-- Given problem --
Gather all lines from the material that contain "applicable".

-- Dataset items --
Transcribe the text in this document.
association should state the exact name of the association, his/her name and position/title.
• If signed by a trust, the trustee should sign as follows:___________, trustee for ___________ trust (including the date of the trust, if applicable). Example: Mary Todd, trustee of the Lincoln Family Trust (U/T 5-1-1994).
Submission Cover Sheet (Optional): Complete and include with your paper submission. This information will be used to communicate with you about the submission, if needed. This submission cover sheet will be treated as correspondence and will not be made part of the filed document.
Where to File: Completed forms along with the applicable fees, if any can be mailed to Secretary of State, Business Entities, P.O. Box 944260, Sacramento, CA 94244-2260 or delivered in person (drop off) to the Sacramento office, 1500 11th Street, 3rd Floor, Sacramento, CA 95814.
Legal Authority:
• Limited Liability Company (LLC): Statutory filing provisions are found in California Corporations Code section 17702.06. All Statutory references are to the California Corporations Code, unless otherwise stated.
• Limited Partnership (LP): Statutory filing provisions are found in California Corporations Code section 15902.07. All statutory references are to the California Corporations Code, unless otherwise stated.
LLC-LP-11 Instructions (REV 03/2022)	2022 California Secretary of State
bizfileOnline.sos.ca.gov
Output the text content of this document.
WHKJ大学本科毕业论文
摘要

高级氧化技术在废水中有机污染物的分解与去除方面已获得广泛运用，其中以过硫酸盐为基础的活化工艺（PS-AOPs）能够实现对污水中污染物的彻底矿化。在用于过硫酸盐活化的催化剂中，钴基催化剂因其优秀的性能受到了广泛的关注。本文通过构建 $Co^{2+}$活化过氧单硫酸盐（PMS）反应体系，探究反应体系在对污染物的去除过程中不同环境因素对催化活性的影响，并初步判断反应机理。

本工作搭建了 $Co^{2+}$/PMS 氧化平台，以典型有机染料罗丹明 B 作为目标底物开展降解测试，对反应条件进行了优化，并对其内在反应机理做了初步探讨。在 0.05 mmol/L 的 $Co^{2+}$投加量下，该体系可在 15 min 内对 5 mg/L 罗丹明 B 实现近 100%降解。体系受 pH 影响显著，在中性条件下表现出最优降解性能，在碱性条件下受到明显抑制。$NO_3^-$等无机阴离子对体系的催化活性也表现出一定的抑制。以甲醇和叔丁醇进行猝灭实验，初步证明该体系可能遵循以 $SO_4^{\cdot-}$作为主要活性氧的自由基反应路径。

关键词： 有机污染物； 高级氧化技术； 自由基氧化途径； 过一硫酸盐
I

-- Response to the task --
• If signed by a trust, the trustee should sign as follows:___________, trustee for ___________ trust (including the date of the trust, if applicable). Example: Mary Todd, trustee of the Lincoln Family Trust (U/T 5-1-1994).
Where to File: Completed forms along with the applicable fees, if any can be mailed to Secretary of State, Business Entities, P.O. Box 944260, Sacramento, CA 94244-2260 or delivered in person (drop off) to the Sacramento office, 1500 11th Street, 3rd Floor, Sacramento, CA 95814.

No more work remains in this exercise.